▸ **Your task**
Reproduce the entries in full, with no changes.

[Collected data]
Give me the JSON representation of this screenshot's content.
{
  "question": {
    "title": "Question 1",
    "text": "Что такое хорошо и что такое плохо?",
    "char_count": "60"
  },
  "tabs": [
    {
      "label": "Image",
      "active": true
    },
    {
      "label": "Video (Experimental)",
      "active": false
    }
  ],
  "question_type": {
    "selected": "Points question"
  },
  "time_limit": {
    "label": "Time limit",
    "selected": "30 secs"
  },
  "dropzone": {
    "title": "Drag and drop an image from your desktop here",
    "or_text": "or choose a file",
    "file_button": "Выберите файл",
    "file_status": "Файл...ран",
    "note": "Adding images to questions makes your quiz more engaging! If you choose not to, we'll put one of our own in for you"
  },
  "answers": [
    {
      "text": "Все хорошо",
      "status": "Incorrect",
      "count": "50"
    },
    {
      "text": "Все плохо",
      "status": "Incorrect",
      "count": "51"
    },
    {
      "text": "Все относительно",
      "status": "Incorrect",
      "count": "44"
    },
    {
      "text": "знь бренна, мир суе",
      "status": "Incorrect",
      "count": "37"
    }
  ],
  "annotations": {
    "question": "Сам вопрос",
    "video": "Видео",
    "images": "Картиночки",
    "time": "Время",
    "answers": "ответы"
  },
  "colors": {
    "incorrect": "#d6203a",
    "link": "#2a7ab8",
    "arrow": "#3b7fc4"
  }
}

▸ **Problem solution**
Give me the JSON representation of this screenshot's content.
{
  "question": {
    "title": "Question 1",
    "text": "Что такое хорошо и что такое плохо?",
    "char_count": "60"
  },
  "tabs": [
    {
      "label": "Image",
      "active": true
    },
    {
      "label": "Video (Experimental)",
      "active": false
    }
  ],
  "question_type": {
    "selected": "Points question"
  },
  "time_limit": {
    "label": "Time limit",
    "selected": "30 secs"
  },
  "dropzone": {
    "title": "Drag and drop an image from your desktop here",
    "or_text": "or choose a file",
    "file_button": "Выберите файл",
    "file_status": "Файл...ран",
    "note": "Adding images to questions makes your quiz more engaging! If you choose not to, we'll put one of our own in for you"
  },
  "answers": [
    {
      "text": "Все хорошо",
      "status": "Incorrect",
      "count": "50"
    },
    {
      "text": "Все плохо",
      "status": "Incorrect",
      "count": "51"
    },
    {
      "text": "Все относительно",
      "status": "Incorrect",
      "count": "44"
    },
    {
      "text": "знь бренна, мир суе",
      "status": "Incorrect",
      "count": "37"
    }
  ],
  "annotations": {
    "question": "Сам вопрос",
    "video": "Видео",
    "images": "Картиночки",
    "time": "Время",
    "answers": "ответы"
  },
  "colors": {
    "incorrect": "#d6203a",
    "link": "#2a7ab8",
    "arrow": "#3b7fc4"
  }
}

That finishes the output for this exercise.